— Task details —
Only the number is wanted: how many lines of the data contain "background"?
--- Start Task inputs ---
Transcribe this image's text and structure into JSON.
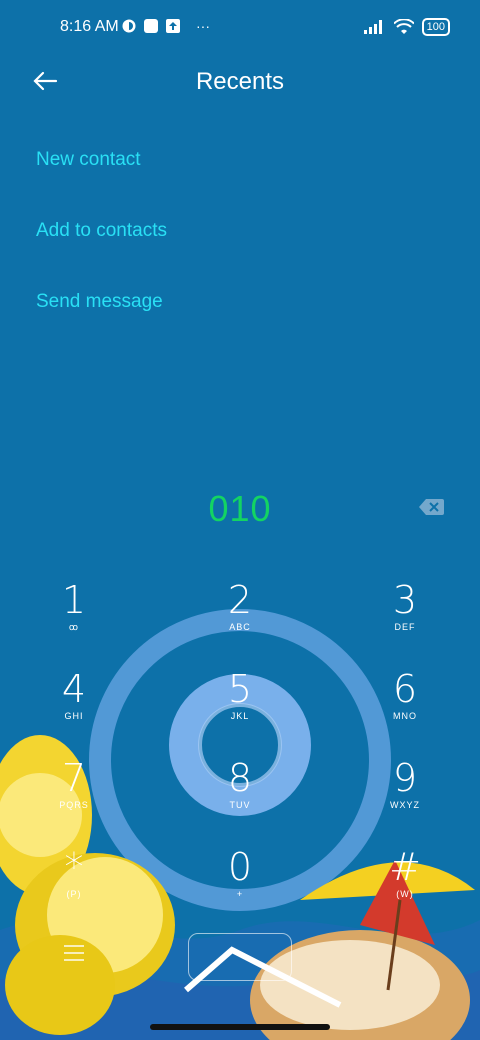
{
  "status_bar": {
    "time": "8:16 AM",
    "dots": "···",
    "battery": "100"
  },
  "header": {
    "title": "Recents"
  },
  "menu": [
    {
      "label": "New contact"
    },
    {
      "label": "Add to contacts"
    },
    {
      "label": "Send message"
    }
  ],
  "dialer": {
    "number": "010",
    "keys": [
      {
        "digit": "1",
        "letters": "ꝏ"
      },
      {
        "digit": "2",
        "letters": "ABC"
      },
      {
        "digit": "3",
        "letters": "DEF"
      },
      {
        "digit": "4",
        "letters": "GHI"
      },
      {
        "digit": "5",
        "letters": "JKL"
      },
      {
        "digit": "6",
        "letters": "MNO"
      },
      {
        "digit": "7",
        "letters": "PQRS"
      },
      {
        "digit": "8",
        "letters": "TUV"
      },
      {
        "digit": "9",
        "letters": "WXYZ"
      },
      {
        "digit": "*",
        "letters": "(P)"
      },
      {
        "digit": "0",
        "letters": "+"
      },
      {
        "digit": "#",
        "letters": "(W)"
      }
    ]
  },
  "colors": {
    "background": "#0d71a9",
    "accent": "#29e0f5",
    "number": "#13d463"
  }
}
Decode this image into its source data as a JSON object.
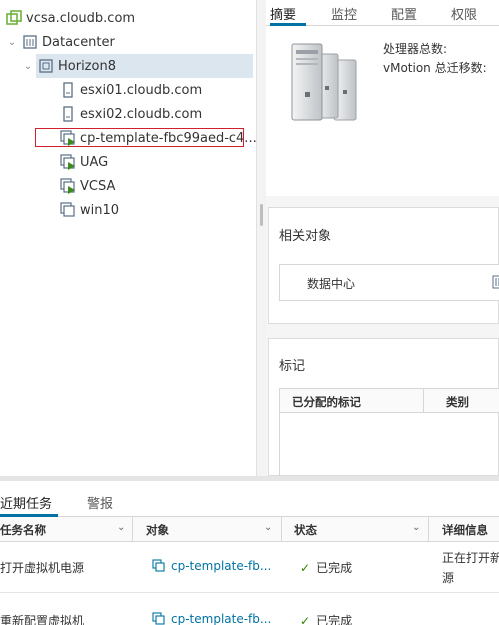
{
  "tree": {
    "items": [
      {
        "label": "vcsa.cloudb.com",
        "icon": "vcenter-icon"
      },
      {
        "label": "Datacenter",
        "icon": "datacenter-icon"
      },
      {
        "label": "Horizon8",
        "icon": "cluster-icon"
      },
      {
        "label": "esxi01.cloudb.com",
        "icon": "host-icon"
      },
      {
        "label": "esxi02.cloudb.com",
        "icon": "host-icon"
      },
      {
        "label": "cp-template-fbc99aed-c4...",
        "icon": "vm-powered-on-icon"
      },
      {
        "label": "UAG",
        "icon": "vm-powered-on-icon"
      },
      {
        "label": "VCSA",
        "icon": "vm-powered-on-icon"
      },
      {
        "label": "win10",
        "icon": "vm-icon"
      }
    ]
  },
  "tabs": [
    "摘要",
    "监控",
    "配置",
    "权限"
  ],
  "summary": {
    "cpu_label": "处理器总数:",
    "vmotion_label": "vMotion 总迁移数:"
  },
  "related": {
    "title": "相关对象",
    "item": "数据中心"
  },
  "tags": {
    "title": "标记",
    "col_assigned": "已分配的标记",
    "col_category": "类别"
  },
  "bottom": {
    "tabs": [
      "近期任务",
      "警报"
    ],
    "columns": [
      "任务名称",
      "对象",
      "状态",
      "详细信息"
    ],
    "rows": [
      {
        "task": "打开虚拟机电源",
        "object": "cp-template-fb...",
        "status": "已完成",
        "detail_1": "正在打开新",
        "detail_2": "源"
      },
      {
        "task": "重新配置虚拟机",
        "object": "cp-template-fb...",
        "status": "已完成",
        "detail_1": "",
        "detail_2": ""
      }
    ]
  },
  "colors": {
    "accent": "#0072a3",
    "selected_bg": "#dce6ef",
    "success": "#2f8400",
    "highlight_border": "#d0202e"
  }
}
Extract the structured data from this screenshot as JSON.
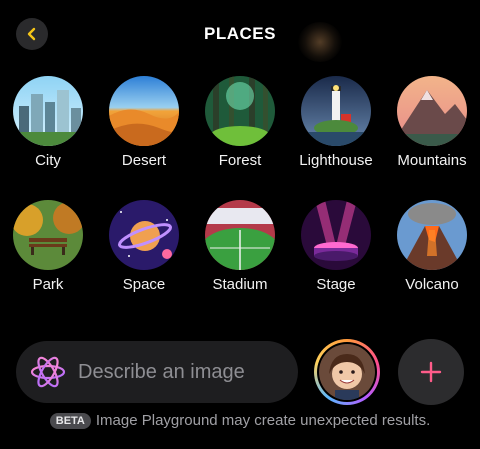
{
  "header": {
    "title": "PLACES"
  },
  "places": [
    {
      "label": "City"
    },
    {
      "label": "Desert"
    },
    {
      "label": "Forest"
    },
    {
      "label": "Lighthouse"
    },
    {
      "label": "Mountains"
    },
    {
      "label": "Park"
    },
    {
      "label": "Space"
    },
    {
      "label": "Stadium"
    },
    {
      "label": "Stage"
    },
    {
      "label": "Volcano"
    }
  ],
  "prompt": {
    "placeholder": "Describe an image",
    "value": ""
  },
  "footer": {
    "badge": "BETA",
    "text": "Image Playground may create unexpected results."
  },
  "colors": {
    "accent": "#f5c518",
    "background": "#000000",
    "add_icon": "#ff5c8a"
  }
}
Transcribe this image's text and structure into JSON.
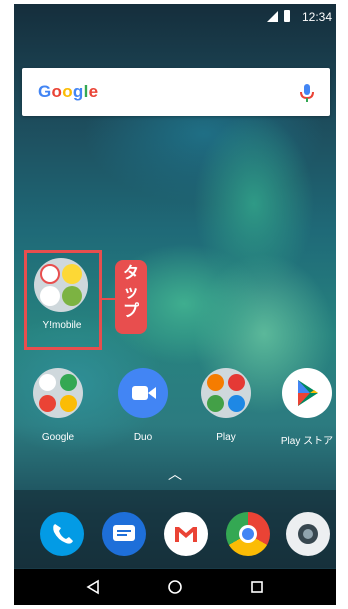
{
  "status_bar": {
    "time": "12:34"
  },
  "search": {
    "logo": "Google"
  },
  "folder": {
    "label": "Y!mobile",
    "callout": "タップ"
  },
  "apps": [
    {
      "label": "Google"
    },
    {
      "label": "Duo"
    },
    {
      "label": "Play"
    },
    {
      "label": "Play ストア"
    }
  ],
  "dock": [
    "phone-icon",
    "messages-icon",
    "gmail-icon",
    "chrome-icon",
    "camera-icon"
  ],
  "nav": [
    "back-icon",
    "home-icon",
    "recents-icon"
  ],
  "colors": {
    "highlight": "#e84e4e"
  }
}
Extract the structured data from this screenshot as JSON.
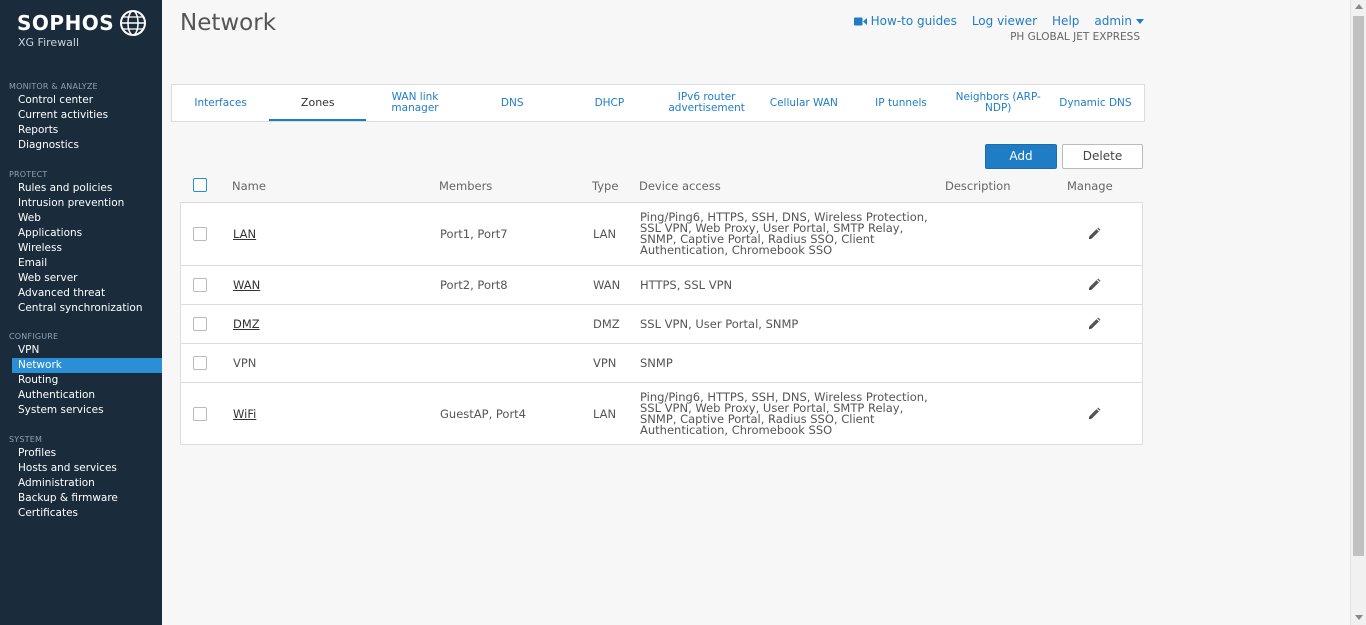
{
  "brand": {
    "name": "SOPHOS",
    "product": "XG Firewall"
  },
  "sidebar": {
    "sections": [
      {
        "title": "MONITOR & ANALYZE",
        "items": [
          "Control center",
          "Current activities",
          "Reports",
          "Diagnostics"
        ]
      },
      {
        "title": "PROTECT",
        "items": [
          "Rules and policies",
          "Intrusion prevention",
          "Web",
          "Applications",
          "Wireless",
          "Email",
          "Web server",
          "Advanced threat",
          "Central synchronization"
        ]
      },
      {
        "title": "CONFIGURE",
        "items": [
          "VPN",
          "Network",
          "Routing",
          "Authentication",
          "System services"
        ]
      },
      {
        "title": "SYSTEM",
        "items": [
          "Profiles",
          "Hosts and services",
          "Administration",
          "Backup & firmware",
          "Certificates"
        ]
      }
    ],
    "active_item": "Network"
  },
  "header": {
    "title": "Network",
    "links": {
      "howto": "How-to guides",
      "log_viewer": "Log viewer",
      "help": "Help",
      "user": "admin"
    },
    "org": "PH GLOBAL JET EXPRESS"
  },
  "tabs": {
    "items": [
      "Interfaces",
      "Zones",
      "WAN link manager",
      "DNS",
      "DHCP",
      "IPv6 router advertisement",
      "Cellular WAN",
      "IP tunnels",
      "Neighbors (ARP-NDP)",
      "Dynamic DNS"
    ],
    "active": "Zones"
  },
  "actions": {
    "add": "Add",
    "delete": "Delete"
  },
  "table": {
    "headers": {
      "name": "Name",
      "members": "Members",
      "type": "Type",
      "device_access": "Device access",
      "description": "Description",
      "manage": "Manage"
    },
    "rows": [
      {
        "name": "LAN",
        "link": true,
        "members": "Port1, Port7",
        "type": "LAN",
        "device_access": "Ping/Ping6, HTTPS, SSH, DNS, Wireless Protection, SSL VPN, Web Proxy, User Portal, SMTP Relay, SNMP, Captive Portal, Radius SSO, Client Authentication, Chromebook SSO",
        "description": "",
        "editable": true
      },
      {
        "name": "WAN",
        "link": true,
        "members": "Port2, Port8",
        "type": "WAN",
        "device_access": "HTTPS, SSL VPN",
        "description": "",
        "editable": true
      },
      {
        "name": "DMZ",
        "link": true,
        "members": "",
        "type": "DMZ",
        "device_access": "SSL VPN, User Portal, SNMP",
        "description": "",
        "editable": true
      },
      {
        "name": "VPN",
        "link": false,
        "members": "",
        "type": "VPN",
        "device_access": "SNMP",
        "description": "",
        "editable": false
      },
      {
        "name": "WiFi",
        "link": true,
        "members": "GuestAP, Port4",
        "type": "LAN",
        "device_access": "Ping/Ping6, HTTPS, SSH, DNS, Wireless Protection, SSL VPN, Web Proxy, User Portal, SMTP Relay, SNMP, Captive Portal, Radius SSO, Client Authentication, Chromebook SSO",
        "description": "",
        "editable": true
      }
    ]
  },
  "colors": {
    "sidebar_bg": "#1a2b3c",
    "accent": "#1f7dc6",
    "active_nav": "#2b8fd6"
  }
}
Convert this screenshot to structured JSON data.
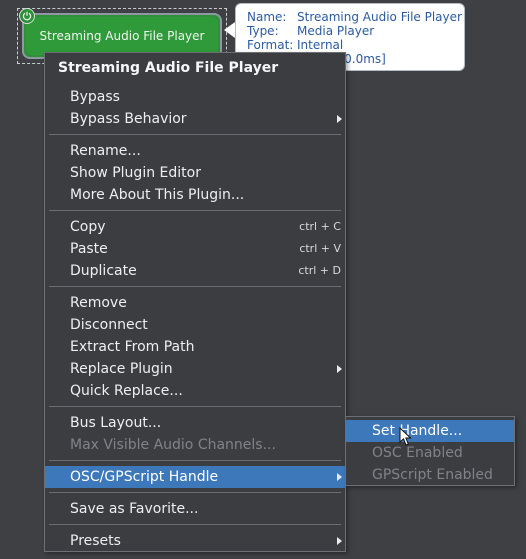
{
  "node": {
    "label": "Streaming Audio File Player",
    "power_icon": "power-icon",
    "fill_color": "#2f9a39"
  },
  "tooltip": {
    "name_key": "Name:",
    "name_val": "Streaming Audio File Player",
    "type_key": "Type:",
    "type_val": "Media Player",
    "format_key": "Format:",
    "format_val": "Internal",
    "latency_partial": "es [0.0ms]"
  },
  "menu": {
    "title": "Streaming Audio File Player",
    "items": [
      {
        "label": "Bypass"
      },
      {
        "label": "Bypass Behavior",
        "submenu": true
      },
      {
        "label": "Rename..."
      },
      {
        "label": "Show Plugin Editor"
      },
      {
        "label": "More About This Plugin..."
      },
      {
        "label": "Copy",
        "shortcut": "ctrl + C"
      },
      {
        "label": "Paste",
        "shortcut": "ctrl + V"
      },
      {
        "label": "Duplicate",
        "shortcut": "ctrl + D"
      },
      {
        "label": "Remove"
      },
      {
        "label": "Disconnect"
      },
      {
        "label": "Extract From Path"
      },
      {
        "label": "Replace Plugin",
        "submenu": true
      },
      {
        "label": "Quick Replace..."
      },
      {
        "label": "Bus Layout..."
      },
      {
        "label": "Max Visible Audio Channels...",
        "disabled": true
      },
      {
        "label": "OSC/GPScript Handle",
        "submenu": true,
        "highlighted": true
      },
      {
        "label": "Save as Favorite..."
      },
      {
        "label": "Presets",
        "submenu": true
      }
    ]
  },
  "submenu": {
    "items": [
      {
        "label": "Set Handle...",
        "highlighted": true
      },
      {
        "label": "OSC Enabled",
        "disabled": true
      },
      {
        "label": "GPScript Enabled",
        "disabled": true
      }
    ]
  },
  "colors": {
    "background": "#3f4044",
    "menu_bg": "#3c3d41",
    "highlight": "#3d78ba",
    "disabled_text": "#7f8388",
    "tooltip_text": "#2c5aa0"
  }
}
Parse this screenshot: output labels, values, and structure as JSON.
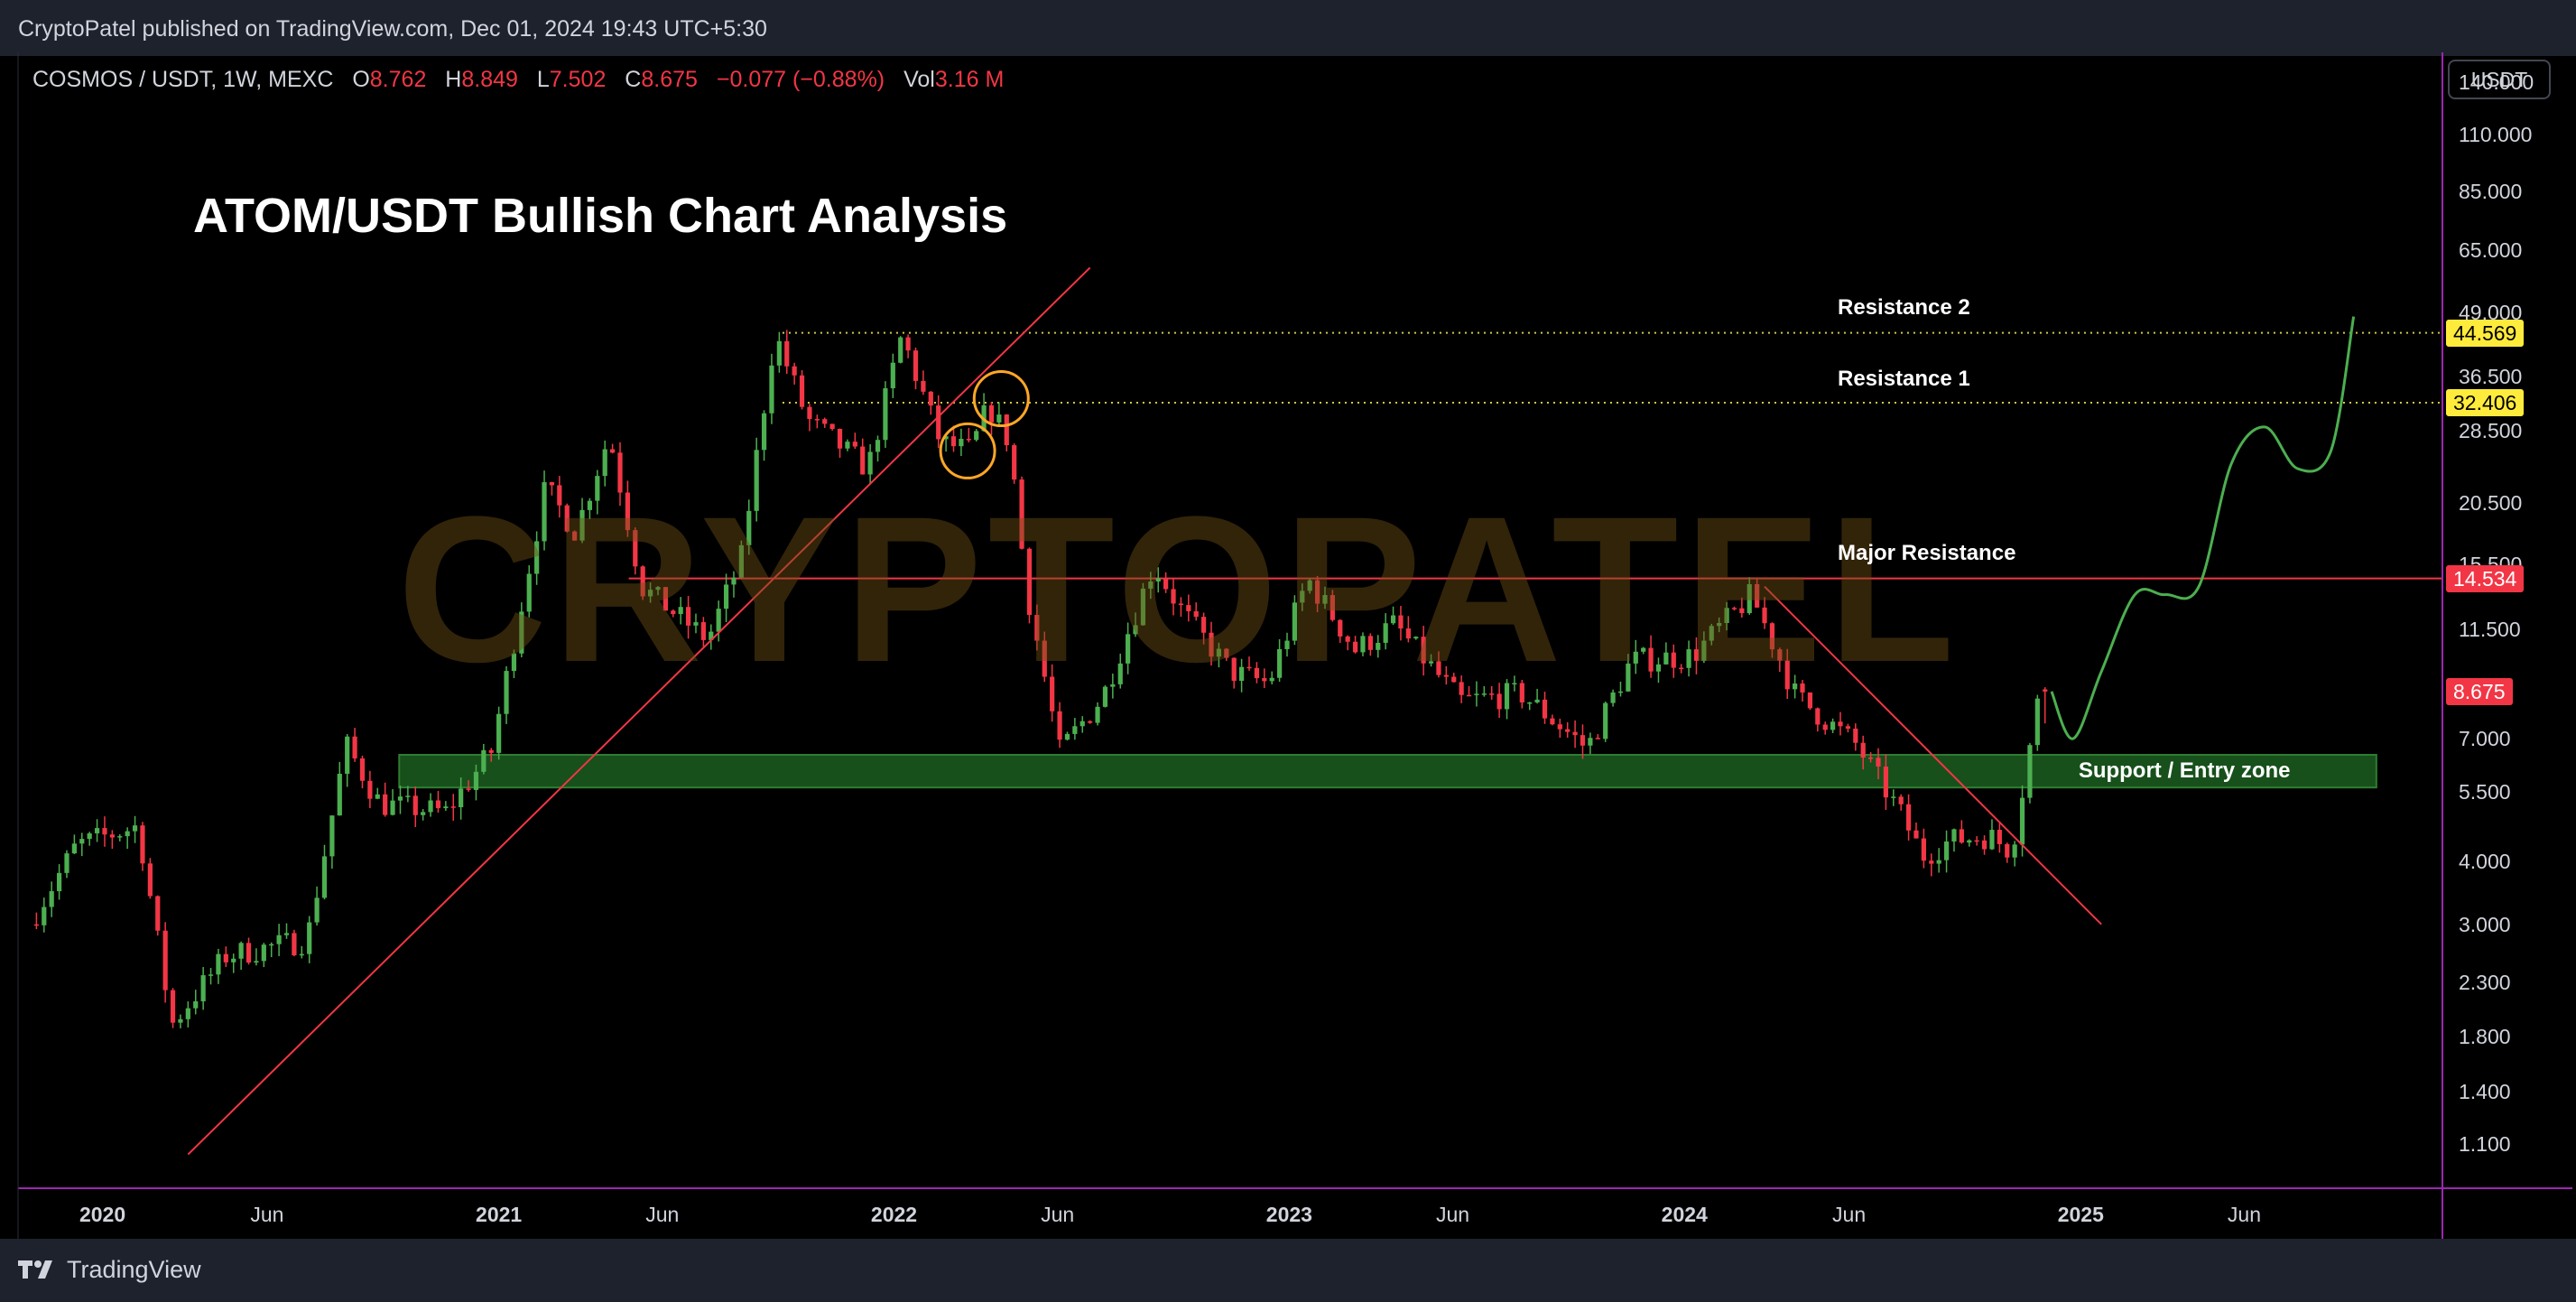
--- End Task inputs ---
— Reply to the task —
3